Copy out every line exactly, passing over the pictures.

[Stored records]
'''

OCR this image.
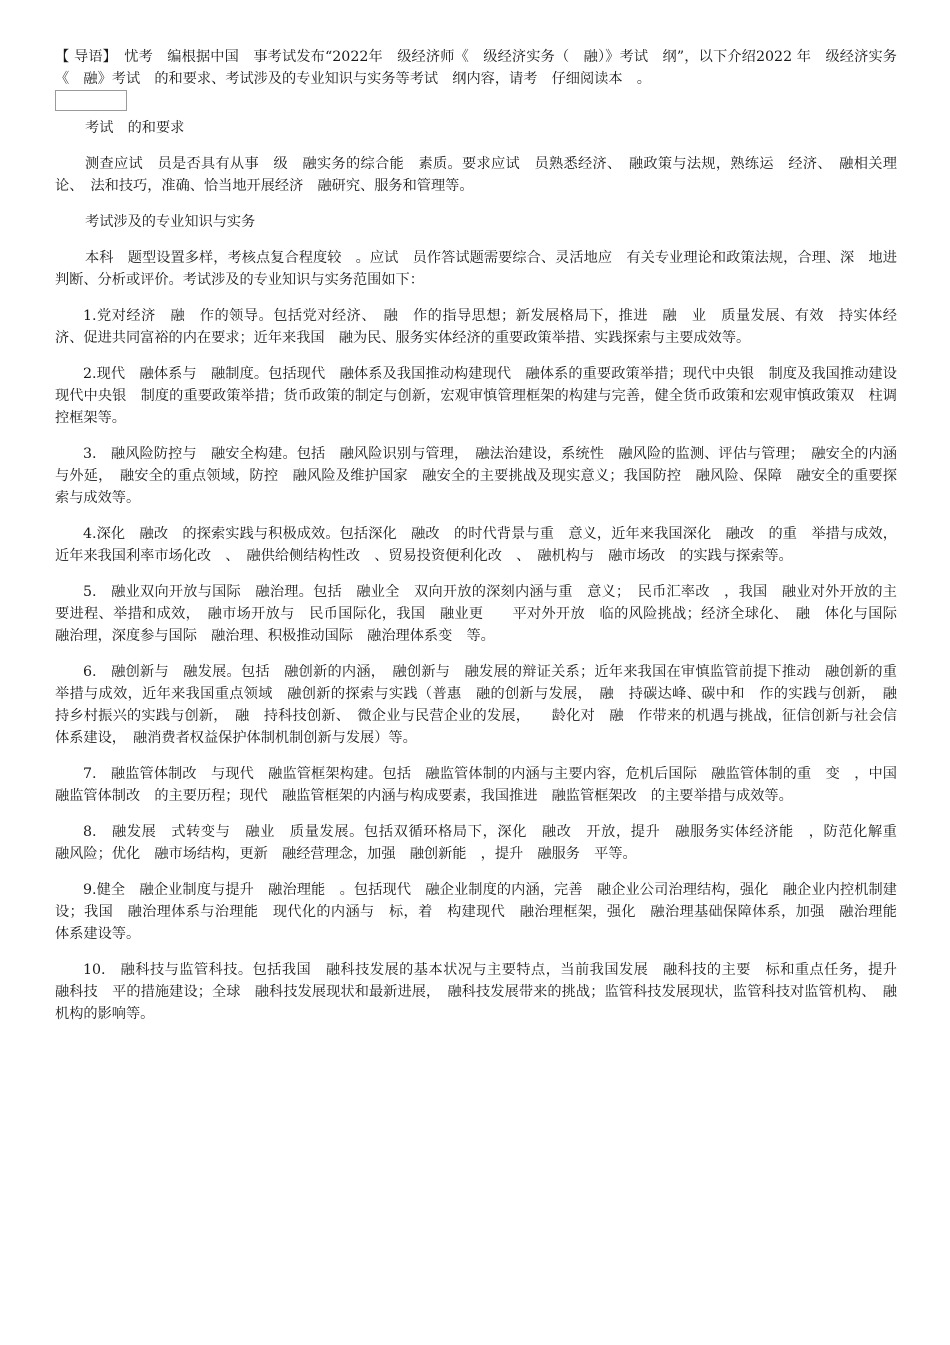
【 导语】　忧考　编根据中国　事考试发布“2022年　级经济师《　级经济实务（　融）》考试　纲”，以下介绍2022 年　级经济实务《　融》考试　的和要求、考试涉及的专业知识与实务等考试　纲内容，请考　仔细阅读本　。

考试　的和要求

测查应试　员是否具有从事　级　融实务的综合能　素质。要求应试　员熟悉经济、　融政策与法规，熟练运　经济、　融相关理论、　法和技巧，准确、恰当地开展经济　融研究、服务和管理等。

考试涉及的专业知识与实务

本科　题型设置多样，考核点复合程度较　。应试　员作答试题需要综合、灵活地应　有关专业理论和政策法规，合理、深　地进　判断、分析或评价。考试涉及的专业知识与实务范围如下：

1.党对经济　融　作的领导。包括党对经济、　融　作的指导思想；新发展格局下，推进　融　业　质量发展、有效　持实体经济、促进共同富裕的内在要求；近年来我国　融为民、服务实体经济的重要政策举措、实践探索与主要成效等。

2.现代　融体系与　融制度。包括现代　融体系及我国推动构建现代　融体系的重要政策举措；现代中央银　制度及我国推动建设现代中央银　制度的重要政策举措；货币政策的制定与创新，宏观审慎管理框架的构建与完善，健全货币政策和宏观审慎政策双　柱调控框架等。

3.　融风险防控与　融安全构建。包括　融风险识别与管理，　融法治建设，系统性　融风险的监测、评估与管理；　融安全的内涵与外延，　融安全的重点领域，防控　融风险及维护国家　融安全的主要挑战及现实意义；我国防控　融风险、保障　融安全的重要探索与成效等。

4.深化　融改　的探索实践与积极成效。包括深化　融改　的时代背景与重　意义，近年来我国深化　融改　的重　举措与成效，近年来我国利率市场化改　、　融供给侧结构性改　、贸易投资便利化改　、　融机构与　融市场改　的实践与探索等。

5.　融业双向开放与国际　融治理。包括　融业全　双向开放的深刻内涵与重　意义；　民币汇率改　，我国　融业对外开放的主要进程、举措和成效，　融市场开放与　民币国际化，我国　融业更　　平对外开放　临的风险挑战；经济全球化、　融　体化与国际　融治理，深度参与国际　融治理、积极推动国际　融治理体系变　等。

6.　融创新与　融发展。包括　融创新的内涵，　融创新与　融发展的辩证关系；近年来我国在审慎监管前提下推动　融创新的重　举措与成效，近年来我国重点领域　融创新的探索与实践（普惠　融的创新与发展，　融　持碳达峰、碳中和　作的实践与创新，　融　持乡村振兴的实践与创新，　融　持科技创新、　微企业与民营企业的发展，　　龄化对　融　作带来的机遇与挑战，征信创新与社会信　体系建设，　融消费者权益保护体制机制创新与发展）等。

7.　融监管体制改　与现代　融监管框架构建。包括　融监管体制的内涵与主要内容，危机后国际　融监管体制的重　变　，中国　融监管体制改　的主要历程；现代　融监管框架的内涵与构成要素，我国推进　融监管框架改　的主要举措与成效等。

8.　融发展　式转变与　融业　质量发展。包括双循环格局下，深化　融改　开放，提升　融服务实体经济能　，防范化解重　　融风险；优化　融市场结构，更新　融经营理念，加强　融创新能　，提升　融服务　平等。

9.健全　融企业制度与提升　融治理能　。包括现代　融企业制度的内涵，完善　融企业公司治理结构，强化　融企业内控机制建设；我国　融治理体系与治理能　现代化的内涵与　标，着　构建现代　融治理框架，强化　融治理基础保障体系，加强　融治理能　体系建设等。

10.　融科技与监管科技。包括我国　融科技发展的基本状况与主要特点，当前我国发展　融科技的主要　标和重点任务，提升　融科技　平的措施建设；全球　融科技发展现状和最新进展，　融科技发展带来的挑战；监管科技发展现状，监管科技对监管机构、　融机构的影响等。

'''

SOLVED PROBLEM —
OCR this image.
【 导语】　忧考　编根据中国　事考试发布“2022年　级经济师《　级经济实务（　融）》考试　纲”，以下介绍2022 年　级经济实务《　融》考试　的和要求、考试涉及的专业知识与实务等考试　纲内容，请考　仔细阅读本　。

考试　的和要求

测查应试　员是否具有从事　级　融实务的综合能　素质。要求应试　员熟悉经济、　融政策与法规，熟练运　经济、　融相关理论、　法和技巧，准确、恰当地开展经济　融研究、服务和管理等。

考试涉及的专业知识与实务

本科　题型设置多样，考核点复合程度较　。应试　员作答试题需要综合、灵活地应　有关专业理论和政策法规，合理、深　地进　判断、分析或评价。考试涉及的专业知识与实务范围如下：

1.党对经济　融　作的领导。包括党对经济、　融　作的指导思想；新发展格局下，推进　融　业　质量发展、有效　持实体经济、促进共同富裕的内在要求；近年来我国　融为民、服务实体经济的重要政策举措、实践探索与主要成效等。

2.现代　融体系与　融制度。包括现代　融体系及我国推动构建现代　融体系的重要政策举措；现代中央银　制度及我国推动建设现代中央银　制度的重要政策举措；货币政策的制定与创新，宏观审慎管理框架的构建与完善，健全货币政策和宏观审慎政策双　柱调控框架等。

3.　融风险防控与　融安全构建。包括　融风险识别与管理，　融法治建设，系统性　融风险的监测、评估与管理；　融安全的内涵与外延，　融安全的重点领域，防控　融风险及维护国家　融安全的主要挑战及现实意义；我国防控　融风险、保障　融安全的重要探索与成效等。

4.深化　融改　的探索实践与积极成效。包括深化　融改　的时代背景与重　意义，近年来我国深化　融改　的重　举措与成效，近年来我国利率市场化改　、　融供给侧结构性改　、贸易投资便利化改　、　融机构与　融市场改　的实践与探索等。

5.　融业双向开放与国际　融治理。包括　融业全　双向开放的深刻内涵与重　意义；　民币汇率改　，我国　融业对外开放的主要进程、举措和成效，　融市场开放与　民币国际化，我国　融业更　　平对外开放　临的风险挑战；经济全球化、　融　体化与国际　融治理，深度参与国际　融治理、积极推动国际　融治理体系变　等。

6.　融创新与　融发展。包括　融创新的内涵，　融创新与　融发展的辩证关系；近年来我国在审慎监管前提下推动　融创新的重　举措与成效，近年来我国重点领域　融创新的探索与实践（普惠　融的创新与发展，　融　持碳达峰、碳中和　作的实践与创新，　融　持乡村振兴的实践与创新，　融　持科技创新、　微企业与民营企业的发展，　　龄化对　融　作带来的机遇与挑战，征信创新与社会信　体系建设，　融消费者权益保护体制机制创新与发展）等。

7.　融监管体制改　与现代　融监管框架构建。包括　融监管体制的内涵与主要内容，危机后国际　融监管体制的重　变　，中国　融监管体制改　的主要历程；现代　融监管框架的内涵与构成要素，我国推进　融监管框架改　的主要举措与成效等。

8.　融发展　式转变与　融业　质量发展。包括双循环格局下，深化　融改　开放，提升　融服务实体经济能　，防范化解重　　融风险；优化　融市场结构，更新　融经营理念，加强　融创新能　，提升　融服务　平等。

9.健全　融企业制度与提升　融治理能　。包括现代　融企业制度的内涵，完善　融企业公司治理结构，强化　融企业内控机制建设；我国　融治理体系与治理能　现代化的内涵与　标，着　构建现代　融治理框架，强化　融治理基础保障体系，加强　融治理能　体系建设等。

10.　融科技与监管科技。包括我国　融科技发展的基本状况与主要特点，当前我国发展　融科技的主要　标和重点任务，提升　融科技　平的措施建设；全球　融科技发展现状和最新进展，　融科技发展带来的挑战；监管科技发展现状，监管科技对监管机构、　融机构的影响等。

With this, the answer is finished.